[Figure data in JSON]
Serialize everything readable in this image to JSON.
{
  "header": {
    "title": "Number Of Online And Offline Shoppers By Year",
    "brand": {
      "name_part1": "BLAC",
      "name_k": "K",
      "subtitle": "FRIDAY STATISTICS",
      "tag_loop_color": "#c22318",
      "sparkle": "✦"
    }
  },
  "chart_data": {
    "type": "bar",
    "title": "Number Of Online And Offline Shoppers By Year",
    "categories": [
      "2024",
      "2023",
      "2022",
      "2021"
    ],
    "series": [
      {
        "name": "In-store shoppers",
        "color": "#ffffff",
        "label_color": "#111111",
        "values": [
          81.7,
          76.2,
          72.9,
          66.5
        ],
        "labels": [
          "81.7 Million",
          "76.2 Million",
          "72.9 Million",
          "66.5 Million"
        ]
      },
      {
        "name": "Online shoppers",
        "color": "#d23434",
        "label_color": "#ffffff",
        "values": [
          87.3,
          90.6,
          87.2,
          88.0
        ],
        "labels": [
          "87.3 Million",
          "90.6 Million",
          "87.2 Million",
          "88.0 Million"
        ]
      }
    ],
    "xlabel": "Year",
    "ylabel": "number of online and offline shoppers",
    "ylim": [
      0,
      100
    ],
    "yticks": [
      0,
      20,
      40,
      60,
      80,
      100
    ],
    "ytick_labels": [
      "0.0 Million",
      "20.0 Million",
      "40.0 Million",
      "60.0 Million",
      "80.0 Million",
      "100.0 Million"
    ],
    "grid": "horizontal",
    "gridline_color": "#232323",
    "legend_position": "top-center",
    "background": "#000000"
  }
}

• _Aim_
Repeat the material above in full, keeping every word.

• _Written solution_
Serialize everything readable in this image to JSON.
{
  "header": {
    "title": "Number Of Online And Offline Shoppers By Year",
    "brand": {
      "name_part1": "BLAC",
      "name_k": "K",
      "subtitle": "FRIDAY STATISTICS",
      "tag_loop_color": "#c22318",
      "sparkle": "✦"
    }
  },
  "chart_data": {
    "type": "bar",
    "title": "Number Of Online And Offline Shoppers By Year",
    "categories": [
      "2024",
      "2023",
      "2022",
      "2021"
    ],
    "series": [
      {
        "name": "In-store shoppers",
        "color": "#ffffff",
        "label_color": "#111111",
        "values": [
          81.7,
          76.2,
          72.9,
          66.5
        ],
        "labels": [
          "81.7 Million",
          "76.2 Million",
          "72.9 Million",
          "66.5 Million"
        ]
      },
      {
        "name": "Online shoppers",
        "color": "#d23434",
        "label_color": "#ffffff",
        "values": [
          87.3,
          90.6,
          87.2,
          88.0
        ],
        "labels": [
          "87.3 Million",
          "90.6 Million",
          "87.2 Million",
          "88.0 Million"
        ]
      }
    ],
    "xlabel": "Year",
    "ylabel": "number of online and offline shoppers",
    "ylim": [
      0,
      100
    ],
    "yticks": [
      0,
      20,
      40,
      60,
      80,
      100
    ],
    "ytick_labels": [
      "0.0 Million",
      "20.0 Million",
      "40.0 Million",
      "60.0 Million",
      "80.0 Million",
      "100.0 Million"
    ],
    "grid": "horizontal",
    "gridline_color": "#232323",
    "legend_position": "top-center",
    "background": "#000000"
  }
}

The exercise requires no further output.